Records from a data collection:
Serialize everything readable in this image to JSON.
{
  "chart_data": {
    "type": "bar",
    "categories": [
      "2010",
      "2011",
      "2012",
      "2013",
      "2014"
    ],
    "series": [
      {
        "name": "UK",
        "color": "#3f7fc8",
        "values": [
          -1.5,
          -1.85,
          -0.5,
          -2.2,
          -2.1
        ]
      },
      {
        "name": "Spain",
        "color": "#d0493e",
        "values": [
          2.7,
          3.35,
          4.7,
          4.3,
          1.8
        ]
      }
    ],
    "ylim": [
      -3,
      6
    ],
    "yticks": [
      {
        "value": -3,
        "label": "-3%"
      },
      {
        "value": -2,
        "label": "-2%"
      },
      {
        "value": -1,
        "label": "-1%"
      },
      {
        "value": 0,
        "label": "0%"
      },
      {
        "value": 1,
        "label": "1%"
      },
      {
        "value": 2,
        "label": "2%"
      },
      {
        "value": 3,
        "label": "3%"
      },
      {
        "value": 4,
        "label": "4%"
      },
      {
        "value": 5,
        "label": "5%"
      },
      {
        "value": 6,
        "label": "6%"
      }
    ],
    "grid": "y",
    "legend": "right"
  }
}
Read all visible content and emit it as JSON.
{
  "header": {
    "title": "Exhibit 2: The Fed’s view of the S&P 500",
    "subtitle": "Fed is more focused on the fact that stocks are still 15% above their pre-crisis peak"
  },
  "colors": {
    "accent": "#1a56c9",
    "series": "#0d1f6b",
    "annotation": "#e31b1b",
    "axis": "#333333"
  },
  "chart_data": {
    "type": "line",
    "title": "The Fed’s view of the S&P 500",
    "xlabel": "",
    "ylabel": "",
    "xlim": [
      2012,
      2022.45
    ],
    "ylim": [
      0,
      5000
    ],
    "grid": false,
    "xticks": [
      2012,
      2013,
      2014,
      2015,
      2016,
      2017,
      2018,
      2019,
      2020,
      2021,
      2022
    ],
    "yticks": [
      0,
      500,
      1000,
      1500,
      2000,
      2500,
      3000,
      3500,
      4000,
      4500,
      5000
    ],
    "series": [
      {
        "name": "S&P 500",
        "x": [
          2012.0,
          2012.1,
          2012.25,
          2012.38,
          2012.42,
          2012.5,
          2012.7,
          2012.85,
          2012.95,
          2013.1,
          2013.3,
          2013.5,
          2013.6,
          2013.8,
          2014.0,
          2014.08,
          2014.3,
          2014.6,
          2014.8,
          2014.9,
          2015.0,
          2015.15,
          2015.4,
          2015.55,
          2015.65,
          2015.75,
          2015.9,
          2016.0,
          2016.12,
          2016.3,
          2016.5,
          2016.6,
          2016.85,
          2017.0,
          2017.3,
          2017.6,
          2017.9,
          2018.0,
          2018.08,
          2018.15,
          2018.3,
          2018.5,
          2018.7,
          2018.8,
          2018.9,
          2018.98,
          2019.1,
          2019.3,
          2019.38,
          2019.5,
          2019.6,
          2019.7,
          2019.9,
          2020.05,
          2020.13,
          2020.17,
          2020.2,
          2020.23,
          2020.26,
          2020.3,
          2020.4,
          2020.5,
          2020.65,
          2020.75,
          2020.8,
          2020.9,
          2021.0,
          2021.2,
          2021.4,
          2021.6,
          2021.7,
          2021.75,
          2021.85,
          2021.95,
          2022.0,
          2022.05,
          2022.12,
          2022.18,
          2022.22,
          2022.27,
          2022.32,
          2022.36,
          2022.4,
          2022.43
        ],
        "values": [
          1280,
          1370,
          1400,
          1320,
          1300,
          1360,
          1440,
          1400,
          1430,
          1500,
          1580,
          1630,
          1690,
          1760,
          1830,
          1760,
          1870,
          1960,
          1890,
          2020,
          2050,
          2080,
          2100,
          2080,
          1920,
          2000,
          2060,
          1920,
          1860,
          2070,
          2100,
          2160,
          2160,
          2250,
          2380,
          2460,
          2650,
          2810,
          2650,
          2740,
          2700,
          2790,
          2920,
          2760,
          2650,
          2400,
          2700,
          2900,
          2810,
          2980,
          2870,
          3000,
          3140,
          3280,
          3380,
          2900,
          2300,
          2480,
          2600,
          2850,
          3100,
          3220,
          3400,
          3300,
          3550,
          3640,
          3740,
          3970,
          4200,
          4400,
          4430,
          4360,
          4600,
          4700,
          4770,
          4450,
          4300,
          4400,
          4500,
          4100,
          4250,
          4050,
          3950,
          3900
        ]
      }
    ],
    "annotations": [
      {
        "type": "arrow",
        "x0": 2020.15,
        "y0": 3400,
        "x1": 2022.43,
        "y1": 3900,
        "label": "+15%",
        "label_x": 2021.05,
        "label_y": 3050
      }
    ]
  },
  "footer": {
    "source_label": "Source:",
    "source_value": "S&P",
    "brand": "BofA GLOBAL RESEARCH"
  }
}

## Given instruction
Return the full listing, character for character.

## Solved exercise
Serialize everything readable in this image to JSON.
{
  "chart_data": {
    "type": "bar",
    "categories": [
      "2010",
      "2011",
      "2012",
      "2013",
      "2014"
    ],
    "series": [
      {
        "name": "UK",
        "color": "#3f7fc8",
        "values": [
          -1.5,
          -1.85,
          -0.5,
          -2.2,
          -2.1
        ]
      },
      {
        "name": "Spain",
        "color": "#d0493e",
        "values": [
          2.7,
          3.35,
          4.7,
          4.3,
          1.8
        ]
      }
    ],
    "ylim": [
      -3,
      6
    ],
    "yticks": [
      {
        "value": -3,
        "label": "-3%"
      },
      {
        "value": -2,
        "label": "-2%"
      },
      {
        "value": -1,
        "label": "-1%"
      },
      {
        "value": 0,
        "label": "0%"
      },
      {
        "value": 1,
        "label": "1%"
      },
      {
        "value": 2,
        "label": "2%"
      },
      {
        "value": 3,
        "label": "3%"
      },
      {
        "value": 4,
        "label": "4%"
      },
      {
        "value": 5,
        "label": "5%"
      },
      {
        "value": 6,
        "label": "6%"
      }
    ],
    "grid": "y",
    "legend": "right"
  }
}
Read all visible content and emit it as JSON.
{
  "header": {
    "title": "Exhibit 2: The Fed’s view of the S&P 500",
    "subtitle": "Fed is more focused on the fact that stocks are still 15% above their pre-crisis peak"
  },
  "colors": {
    "accent": "#1a56c9",
    "series": "#0d1f6b",
    "annotation": "#e31b1b",
    "axis": "#333333"
  },
  "chart_data": {
    "type": "line",
    "title": "The Fed’s view of the S&P 500",
    "xlabel": "",
    "ylabel": "",
    "xlim": [
      2012,
      2022.45
    ],
    "ylim": [
      0,
      5000
    ],
    "grid": false,
    "xticks": [
      2012,
      2013,
      2014,
      2015,
      2016,
      2017,
      2018,
      2019,
      2020,
      2021,
      2022
    ],
    "yticks": [
      0,
      500,
      1000,
      1500,
      2000,
      2500,
      3000,
      3500,
      4000,
      4500,
      5000
    ],
    "series": [
      {
        "name": "S&P 500",
        "x": [
          2012.0,
          2012.1,
          2012.25,
          2012.38,
          2012.42,
          2012.5,
          2012.7,
          2012.85,
          2012.95,
          2013.1,
          2013.3,
          2013.5,
          2013.6,
          2013.8,
          2014.0,
          2014.08,
          2014.3,
          2014.6,
          2014.8,
          2014.9,
          2015.0,
          2015.15,
          2015.4,
          2015.55,
          2015.65,
          2015.75,
          2015.9,
          2016.0,
          2016.12,
          2016.3,
          2016.5,
          2016.6,
          2016.85,
          2017.0,
          2017.3,
          2017.6,
          2017.9,
          2018.0,
          2018.08,
          2018.15,
          2018.3,
          2018.5,
          2018.7,
          2018.8,
          2018.9,
          2018.98,
          2019.1,
          2019.3,
          2019.38,
          2019.5,
          2019.6,
          2019.7,
          2019.9,
          2020.05,
          2020.13,
          2020.17,
          2020.2,
          2020.23,
          2020.26,
          2020.3,
          2020.4,
          2020.5,
          2020.65,
          2020.75,
          2020.8,
          2020.9,
          2021.0,
          2021.2,
          2021.4,
          2021.6,
          2021.7,
          2021.75,
          2021.85,
          2021.95,
          2022.0,
          2022.05,
          2022.12,
          2022.18,
          2022.22,
          2022.27,
          2022.32,
          2022.36,
          2022.4,
          2022.43
        ],
        "values": [
          1280,
          1370,
          1400,
          1320,
          1300,
          1360,
          1440,
          1400,
          1430,
          1500,
          1580,
          1630,
          1690,
          1760,
          1830,
          1760,
          1870,
          1960,
          1890,
          2020,
          2050,
          2080,
          2100,
          2080,
          1920,
          2000,
          2060,
          1920,
          1860,
          2070,
          2100,
          2160,
          2160,
          2250,
          2380,
          2460,
          2650,
          2810,
          2650,
          2740,
          2700,
          2790,
          2920,
          2760,
          2650,
          2400,
          2700,
          2900,
          2810,
          2980,
          2870,
          3000,
          3140,
          3280,
          3380,
          2900,
          2300,
          2480,
          2600,
          2850,
          3100,
          3220,
          3400,
          3300,
          3550,
          3640,
          3740,
          3970,
          4200,
          4400,
          4430,
          4360,
          4600,
          4700,
          4770,
          4450,
          4300,
          4400,
          4500,
          4100,
          4250,
          4050,
          3950,
          3900
        ]
      }
    ],
    "annotations": [
      {
        "type": "arrow",
        "x0": 2020.15,
        "y0": 3400,
        "x1": 2022.43,
        "y1": 3900,
        "label": "+15%",
        "label_x": 2021.05,
        "label_y": 3050
      }
    ]
  },
  "footer": {
    "source_label": "Source:",
    "source_value": "S&P",
    "brand": "BofA GLOBAL RESEARCH"
  }
}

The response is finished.